WORK TASK —
Do these three statements agree with the QA reward function documentation? Answer yes or no for each, quoting the words of the text that settle it.
1. The reward value returned by qa_f1_reward is the F1 score.
2. qa_f1_reward_tool gives a reward of 0.1 when no tool is used.
3. The source code of qa_f1_reward_tool is in the same file as that of qa_f1_reward.

SELECTED TEXT —

━━━━━━━━━━

QA reward functions evaluate agent performance on question answering tasks using F1 score and exact match metrics.

qa_f1_reward

qa_f1_reward(final_response: str, answer: str, trajectory: List[str]) -> float

Calculate the reward for the agent's response based on the F1 score.

Parameters:

  • prediction (str) –

    The agent's predicted answer

  • answer (str) –

    The correct answer

  • trajectory (List[str]) –

    The agent's conversation trajectory

Returns:

  • dict ( float ) –

    A dictionary containing the reward, F1 score, EM score, precision, and recall - reward (float): The reward value - f1 (float): The F1 score - em (float): The EM score - precision (float): The precision score - recall (float): The recall score

Source code in src/agentfly/rewards/qa_reward.py
@reward(name="qa_f1_reward")
def qa_f1_reward(final_response: str, answer: str, trajectory: List[str]) -> float:
    """
    Calculate the reward for the agent's response based on the F1 score.

    Args:
        prediction (str): The agent's predicted answer
        answer (str): The correct answer
        trajectory (List[str]): The agent's conversation trajectory

    Returns:
        dict: A dictionary containing the reward, F1 score, EM score, precision, and recall
            - reward (float): The reward value
            - f1 (float): The F1 score
            - em (float): The EM score
            - precision (float): The precision score
            - recall (float): The recall score
    """
    response = final_response
    f1, precision, recall = f1_score(response, answer)
    em = em_score(response, answer)

    return {
        "reward": f1,
        "f1": f1,
        "em": em,
        "precision": precision,
        "recall": recall,
    }

Returns a dictionary with reward (F1 score), f1, em, precision, and recall.

qa_f1_reward_tool

qa_f1_reward_tool(final_response: str, answer: str, trajectory: List[str]) -> float

Calculate the reward for the agent's response based on the F1 score and EM score. - 0.0 if no tool used - 0.1 if tool used but answer incorrect - 1.0 if tool used and answer correct

Parameters:

  • prediction (str) –

    The agent's predicted answer

  • answer (str) –

    The correct answer

  • trajectory (List[str]) –

    The agent's conversation trajectory

Returns:

  • dict ( float ) –

    A dictionary containing the reward, F1 score, EM score, precision, and recall - reward (float): The reward value - f1 (float): The F1 score - em (float): The EM score - precision (float): The precision score - recall (float): The recall score

Source code in src/agentfly/rewards/qa_reward.py
@reward(name="qa_f1_reward_tool")
def qa_f1_reward_tool(final_response: str, answer: str, trajectory: List[str]) -> float:
    """
    Calculate the reward for the agent's response based on the F1 score and EM score.

━━━━━━━━━━

INFORMATION SHOWN —
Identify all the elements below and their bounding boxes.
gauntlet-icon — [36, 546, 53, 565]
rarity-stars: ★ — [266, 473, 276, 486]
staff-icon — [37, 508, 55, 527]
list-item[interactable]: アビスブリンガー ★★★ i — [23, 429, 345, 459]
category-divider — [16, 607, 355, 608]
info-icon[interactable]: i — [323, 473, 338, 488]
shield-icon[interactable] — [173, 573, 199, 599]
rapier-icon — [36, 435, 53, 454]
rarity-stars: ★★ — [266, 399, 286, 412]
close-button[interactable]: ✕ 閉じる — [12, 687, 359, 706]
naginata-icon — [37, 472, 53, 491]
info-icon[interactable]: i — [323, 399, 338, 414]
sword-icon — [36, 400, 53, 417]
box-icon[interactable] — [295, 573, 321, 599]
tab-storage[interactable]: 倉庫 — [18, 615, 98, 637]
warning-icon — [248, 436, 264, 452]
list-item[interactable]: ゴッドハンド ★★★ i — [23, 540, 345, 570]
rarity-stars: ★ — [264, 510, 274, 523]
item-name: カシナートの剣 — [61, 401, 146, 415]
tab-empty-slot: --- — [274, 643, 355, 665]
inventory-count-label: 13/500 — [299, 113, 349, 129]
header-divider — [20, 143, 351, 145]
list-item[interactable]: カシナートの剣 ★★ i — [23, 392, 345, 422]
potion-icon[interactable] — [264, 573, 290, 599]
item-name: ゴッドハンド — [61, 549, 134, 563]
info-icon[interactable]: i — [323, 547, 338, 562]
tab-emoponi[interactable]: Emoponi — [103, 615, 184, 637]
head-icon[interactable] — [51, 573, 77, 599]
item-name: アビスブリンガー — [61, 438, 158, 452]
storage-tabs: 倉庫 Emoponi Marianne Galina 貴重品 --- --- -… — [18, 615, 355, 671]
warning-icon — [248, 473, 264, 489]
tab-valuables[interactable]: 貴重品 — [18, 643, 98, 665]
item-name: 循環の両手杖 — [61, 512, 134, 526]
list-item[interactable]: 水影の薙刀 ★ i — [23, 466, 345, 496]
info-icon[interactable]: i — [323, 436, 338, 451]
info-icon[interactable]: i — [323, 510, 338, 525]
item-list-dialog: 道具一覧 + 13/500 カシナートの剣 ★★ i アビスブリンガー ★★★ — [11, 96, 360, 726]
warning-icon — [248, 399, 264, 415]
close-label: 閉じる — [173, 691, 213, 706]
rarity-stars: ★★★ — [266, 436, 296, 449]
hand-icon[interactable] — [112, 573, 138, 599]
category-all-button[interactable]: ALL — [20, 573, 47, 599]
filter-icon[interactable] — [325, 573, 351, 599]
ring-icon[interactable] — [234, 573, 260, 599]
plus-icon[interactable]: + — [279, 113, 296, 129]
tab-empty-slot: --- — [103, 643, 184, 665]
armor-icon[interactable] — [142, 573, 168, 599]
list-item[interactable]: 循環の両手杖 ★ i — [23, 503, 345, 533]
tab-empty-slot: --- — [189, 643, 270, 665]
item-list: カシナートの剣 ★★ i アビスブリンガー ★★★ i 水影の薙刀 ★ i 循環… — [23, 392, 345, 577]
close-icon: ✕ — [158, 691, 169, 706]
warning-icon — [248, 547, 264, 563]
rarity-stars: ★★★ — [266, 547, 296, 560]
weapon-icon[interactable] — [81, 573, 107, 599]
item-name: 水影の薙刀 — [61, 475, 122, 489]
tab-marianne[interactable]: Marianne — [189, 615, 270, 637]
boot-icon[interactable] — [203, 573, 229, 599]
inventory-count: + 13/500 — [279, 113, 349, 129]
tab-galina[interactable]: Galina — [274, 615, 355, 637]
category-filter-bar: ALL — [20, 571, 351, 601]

━━━━━━━━━━

RESPONSE —
1. Yes: "Returns a dictionary with reward (F1 score), f1, em, precision, and recall."
2. No: "0.0 if no tool used"
3. Yes: "Source code in src/agentfly/rewards/qa_reward.py" appears before both functions.